*ENTRIES PROVIDED*
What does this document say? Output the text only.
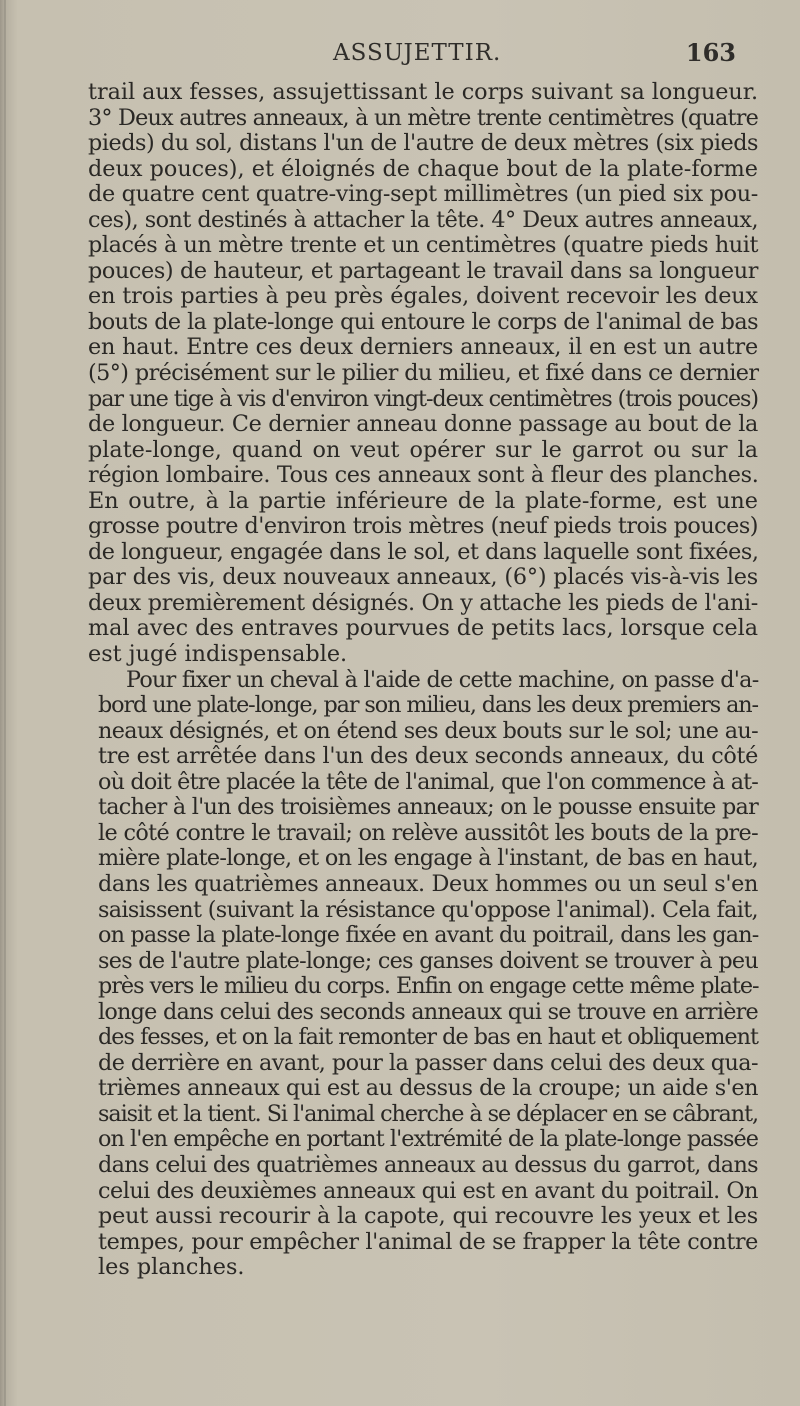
ASSUJETTIR.	163
trail aux fesses, assujettissant le corps suivant sa longueur.
3° Deux autres anneaux, à un mètre trente centimètres (quatre
pieds) du sol, distans l'un de l'autre de deux mètres (six pieds
deux pouces), et éloignés de chaque bout de la plate-forme
de quatre cent quatre-ving-sept millimètres (un pied six pou-
ces), sont destinés à attacher la tête. 4° Deux autres anneaux,
placés à un mètre trente et un centimètres (quatre pieds huit
pouces) de hauteur, et partageant le travail dans sa longueur
en trois parties à peu près égales, doivent recevoir les deux
bouts de la plate-longe qui entoure le corps de l'animal de bas
en haut. Entre ces deux derniers anneaux, il en est un autre
(5°) précisément sur le pilier du milieu, et fixé dans ce dernier
par une tige à vis d'environ vingt-deux centimètres (trois pouces)
de longueur. Ce dernier anneau donne passage au bout de la
plate-longe, quand on veut opérer sur le garrot ou sur la
région lombaire. Tous ces anneaux sont à fleur des planches.
En outre, à la partie inférieure de la plate-forme, est une
grosse poutre d'environ trois mètres (neuf pieds trois pouces)
de longueur, engagée dans le sol, et dans laquelle sont fixées,
par des vis, deux nouveaux anneaux, (6°) placés vis-à-vis les
deux premièrement désignés. On y attache les pieds de l'ani-
mal avec des entraves pourvues de petits lacs, lorsque cela
est jugé indispensable.
Pour fixer un cheval à l'aide de cette machine, on passe d'a-
bord une plate-longe, par son milieu, dans les deux premiers an-
neaux désignés, et on étend ses deux bouts sur le sol; une au-
tre est arrêtée dans l'un des deux seconds anneaux, du côté
où doit être placée la tête de l'animal, que l'on commence à at-
tacher à l'un des troisièmes anneaux; on le pousse ensuite par
le côté contre le travail; on relève aussitôt les bouts de la pre-
mière plate-longe, et on les engage à l'instant, de bas en haut,
dans les quatrièmes anneaux. Deux hommes ou un seul s'en
saisissent (suivant la résistance qu'oppose l'animal). Cela fait,
on passe la plate-longe fixée en avant du poitrail, dans les gan-
ses de l'autre plate-longe; ces ganses doivent se trouver à peu
près vers le milieu du corps. Enfin on engage cette même plate-
longe dans celui des seconds anneaux qui se trouve en arrière
des fesses, et on la fait remonter de bas en haut et obliquement
de derrière en avant, pour la passer dans celui des deux qua-
trièmes anneaux qui est au dessus de la croupe; un aide s'en
saisit et la tient. Si l'animal cherche à se déplacer en se câbrant,
on l'en empêche en portant l'extrémité de la plate-longe passée
dans celui des quatrièmes anneaux au dessus du garrot, dans
celui des deuxièmes anneaux qui est en avant du poitrail. On
peut aussi recourir à la capote, qui recouvre les yeux et les
tempes, pour empêcher l'animal de se frapper la tête contre
les planches.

*SHORT TASK*
Copy out every line with the word "désignés".

*RESULT BELOW*
deux premièrement désignés. On y attache les pieds de l'ani-
neaux désignés, et on étend ses deux bouts sur le sol; une au-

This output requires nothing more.